--- Start Dataset content ---

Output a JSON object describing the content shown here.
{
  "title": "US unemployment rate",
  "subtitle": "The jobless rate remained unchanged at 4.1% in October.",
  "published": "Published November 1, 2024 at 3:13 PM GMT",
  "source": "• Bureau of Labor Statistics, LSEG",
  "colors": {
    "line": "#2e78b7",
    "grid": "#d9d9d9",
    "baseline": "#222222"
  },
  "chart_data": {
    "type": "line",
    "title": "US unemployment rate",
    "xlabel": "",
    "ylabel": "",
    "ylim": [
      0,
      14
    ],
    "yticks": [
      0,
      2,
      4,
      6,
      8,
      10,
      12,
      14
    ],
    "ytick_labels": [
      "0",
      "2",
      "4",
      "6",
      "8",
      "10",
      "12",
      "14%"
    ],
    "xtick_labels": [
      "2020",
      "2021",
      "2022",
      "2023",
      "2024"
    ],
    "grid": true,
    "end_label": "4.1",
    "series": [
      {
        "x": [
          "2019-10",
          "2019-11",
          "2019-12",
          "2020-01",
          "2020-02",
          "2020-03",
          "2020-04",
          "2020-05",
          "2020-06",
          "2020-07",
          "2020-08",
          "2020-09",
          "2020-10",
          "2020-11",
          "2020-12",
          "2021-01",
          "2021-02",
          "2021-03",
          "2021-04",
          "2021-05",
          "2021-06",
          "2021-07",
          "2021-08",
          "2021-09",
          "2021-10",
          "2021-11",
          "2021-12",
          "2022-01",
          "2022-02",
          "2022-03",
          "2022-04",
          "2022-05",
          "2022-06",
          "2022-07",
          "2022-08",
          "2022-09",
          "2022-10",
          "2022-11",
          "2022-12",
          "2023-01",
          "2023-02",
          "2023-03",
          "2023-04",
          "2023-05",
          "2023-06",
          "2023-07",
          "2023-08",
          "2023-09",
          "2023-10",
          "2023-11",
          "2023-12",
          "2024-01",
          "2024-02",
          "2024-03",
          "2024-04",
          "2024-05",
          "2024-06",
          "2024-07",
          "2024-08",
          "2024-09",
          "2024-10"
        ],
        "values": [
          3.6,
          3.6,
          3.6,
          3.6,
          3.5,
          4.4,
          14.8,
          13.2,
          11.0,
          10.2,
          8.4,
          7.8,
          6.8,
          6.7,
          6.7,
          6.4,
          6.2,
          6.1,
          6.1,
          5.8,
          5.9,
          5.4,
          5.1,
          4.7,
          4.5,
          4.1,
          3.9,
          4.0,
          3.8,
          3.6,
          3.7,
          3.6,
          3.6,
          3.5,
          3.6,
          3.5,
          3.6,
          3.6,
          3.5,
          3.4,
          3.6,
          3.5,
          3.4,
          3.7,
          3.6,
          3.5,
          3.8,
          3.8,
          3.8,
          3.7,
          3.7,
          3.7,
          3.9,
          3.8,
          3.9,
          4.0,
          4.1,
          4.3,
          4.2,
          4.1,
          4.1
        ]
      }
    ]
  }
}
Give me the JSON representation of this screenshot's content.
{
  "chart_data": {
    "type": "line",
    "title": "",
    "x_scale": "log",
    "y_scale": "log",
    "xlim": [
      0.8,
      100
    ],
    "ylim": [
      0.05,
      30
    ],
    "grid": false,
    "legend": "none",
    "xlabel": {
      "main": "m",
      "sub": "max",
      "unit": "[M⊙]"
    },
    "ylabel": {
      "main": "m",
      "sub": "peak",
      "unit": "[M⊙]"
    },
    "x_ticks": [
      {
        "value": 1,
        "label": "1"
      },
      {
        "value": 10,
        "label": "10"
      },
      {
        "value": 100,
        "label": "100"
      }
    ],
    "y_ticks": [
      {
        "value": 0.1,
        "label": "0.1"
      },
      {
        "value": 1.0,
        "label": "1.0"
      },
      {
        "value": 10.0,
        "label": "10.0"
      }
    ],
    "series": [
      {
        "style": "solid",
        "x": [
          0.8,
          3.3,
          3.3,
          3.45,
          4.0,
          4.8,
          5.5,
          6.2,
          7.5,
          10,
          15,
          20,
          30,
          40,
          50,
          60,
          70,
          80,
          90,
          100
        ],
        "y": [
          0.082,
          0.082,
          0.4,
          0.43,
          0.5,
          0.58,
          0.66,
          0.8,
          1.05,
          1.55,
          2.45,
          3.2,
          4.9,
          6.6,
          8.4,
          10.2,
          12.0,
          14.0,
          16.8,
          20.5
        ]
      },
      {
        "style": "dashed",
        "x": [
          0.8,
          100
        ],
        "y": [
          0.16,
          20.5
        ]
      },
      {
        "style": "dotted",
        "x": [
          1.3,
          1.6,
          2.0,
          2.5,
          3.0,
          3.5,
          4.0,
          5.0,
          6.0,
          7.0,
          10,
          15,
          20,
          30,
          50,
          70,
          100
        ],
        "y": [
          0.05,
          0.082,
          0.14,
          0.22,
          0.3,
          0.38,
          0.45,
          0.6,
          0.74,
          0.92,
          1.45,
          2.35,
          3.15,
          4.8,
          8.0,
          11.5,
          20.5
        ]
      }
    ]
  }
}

--- End Dataset content ---

__What to produce__: Every entry must be output again, exactly as written above.

__Final answer__:
Output a JSON object describing the content shown here.
{
  "title": "US unemployment rate",
  "subtitle": "The jobless rate remained unchanged at 4.1% in October.",
  "published": "Published November 1, 2024 at 3:13 PM GMT",
  "source": "• Bureau of Labor Statistics, LSEG",
  "colors": {
    "line": "#2e78b7",
    "grid": "#d9d9d9",
    "baseline": "#222222"
  },
  "chart_data": {
    "type": "line",
    "title": "US unemployment rate",
    "xlabel": "",
    "ylabel": "",
    "ylim": [
      0,
      14
    ],
    "yticks": [
      0,
      2,
      4,
      6,
      8,
      10,
      12,
      14
    ],
    "ytick_labels": [
      "0",
      "2",
      "4",
      "6",
      "8",
      "10",
      "12",
      "14%"
    ],
    "xtick_labels": [
      "2020",
      "2021",
      "2022",
      "2023",
      "2024"
    ],
    "grid": true,
    "end_label": "4.1",
    "series": [
      {
        "x": [
          "2019-10",
          "2019-11",
          "2019-12",
          "2020-01",
          "2020-02",
          "2020-03",
          "2020-04",
          "2020-05",
          "2020-06",
          "2020-07",
          "2020-08",
          "2020-09",
          "2020-10",
          "2020-11",
          "2020-12",
          "2021-01",
          "2021-02",
          "2021-03",
          "2021-04",
          "2021-05",
          "2021-06",
          "2021-07",
          "2021-08",
          "2021-09",
          "2021-10",
          "2021-11",
          "2021-12",
          "2022-01",
          "2022-02",
          "2022-03",
          "2022-04",
          "2022-05",
          "2022-06",
          "2022-07",
          "2022-08",
          "2022-09",
          "2022-10",
          "2022-11",
          "2022-12",
          "2023-01",
          "2023-02",
          "2023-03",
          "2023-04",
          "2023-05",
          "2023-06",
          "2023-07",
          "2023-08",
          "2023-09",
          "2023-10",
          "2023-11",
          "2023-12",
          "2024-01",
          "2024-02",
          "2024-03",
          "2024-04",
          "2024-05",
          "2024-06",
          "2024-07",
          "2024-08",
          "2024-09",
          "2024-10"
        ],
        "values": [
          3.6,
          3.6,
          3.6,
          3.6,
          3.5,
          4.4,
          14.8,
          13.2,
          11.0,
          10.2,
          8.4,
          7.8,
          6.8,
          6.7,
          6.7,
          6.4,
          6.2,
          6.1,
          6.1,
          5.8,
          5.9,
          5.4,
          5.1,
          4.7,
          4.5,
          4.1,
          3.9,
          4.0,
          3.8,
          3.6,
          3.7,
          3.6,
          3.6,
          3.5,
          3.6,
          3.5,
          3.6,
          3.6,
          3.5,
          3.4,
          3.6,
          3.5,
          3.4,
          3.7,
          3.6,
          3.5,
          3.8,
          3.8,
          3.8,
          3.7,
          3.7,
          3.7,
          3.9,
          3.8,
          3.9,
          4.0,
          4.1,
          4.3,
          4.2,
          4.1,
          4.1
        ]
      }
    ]
  }
}
Give me the JSON representation of this screenshot's content.
{
  "chart_data": {
    "type": "line",
    "title": "",
    "x_scale": "log",
    "y_scale": "log",
    "xlim": [
      0.8,
      100
    ],
    "ylim": [
      0.05,
      30
    ],
    "grid": false,
    "legend": "none",
    "xlabel": {
      "main": "m",
      "sub": "max",
      "unit": "[M⊙]"
    },
    "ylabel": {
      "main": "m",
      "sub": "peak",
      "unit": "[M⊙]"
    },
    "x_ticks": [
      {
        "value": 1,
        "label": "1"
      },
      {
        "value": 10,
        "label": "10"
      },
      {
        "value": 100,
        "label": "100"
      }
    ],
    "y_ticks": [
      {
        "value": 0.1,
        "label": "0.1"
      },
      {
        "value": 1.0,
        "label": "1.0"
      },
      {
        "value": 10.0,
        "label": "10.0"
      }
    ],
    "series": [
      {
        "style": "solid",
        "x": [
          0.8,
          3.3,
          3.3,
          3.45,
          4.0,
          4.8,
          5.5,
          6.2,
          7.5,
          10,
          15,
          20,
          30,
          40,
          50,
          60,
          70,
          80,
          90,
          100
        ],
        "y": [
          0.082,
          0.082,
          0.4,
          0.43,
          0.5,
          0.58,
          0.66,
          0.8,
          1.05,
          1.55,
          2.45,
          3.2,
          4.9,
          6.6,
          8.4,
          10.2,
          12.0,
          14.0,
          16.8,
          20.5
        ]
      },
      {
        "style": "dashed",
        "x": [
          0.8,
          100
        ],
        "y": [
          0.16,
          20.5
        ]
      },
      {
        "style": "dotted",
        "x": [
          1.3,
          1.6,
          2.0,
          2.5,
          3.0,
          3.5,
          4.0,
          5.0,
          6.0,
          7.0,
          10,
          15,
          20,
          30,
          50,
          70,
          100
        ],
        "y": [
          0.05,
          0.082,
          0.14,
          0.22,
          0.3,
          0.38,
          0.45,
          0.6,
          0.74,
          0.92,
          1.45,
          2.35,
          3.15,
          4.8,
          8.0,
          11.5,
          20.5
        ]
      }
    ]
  }
}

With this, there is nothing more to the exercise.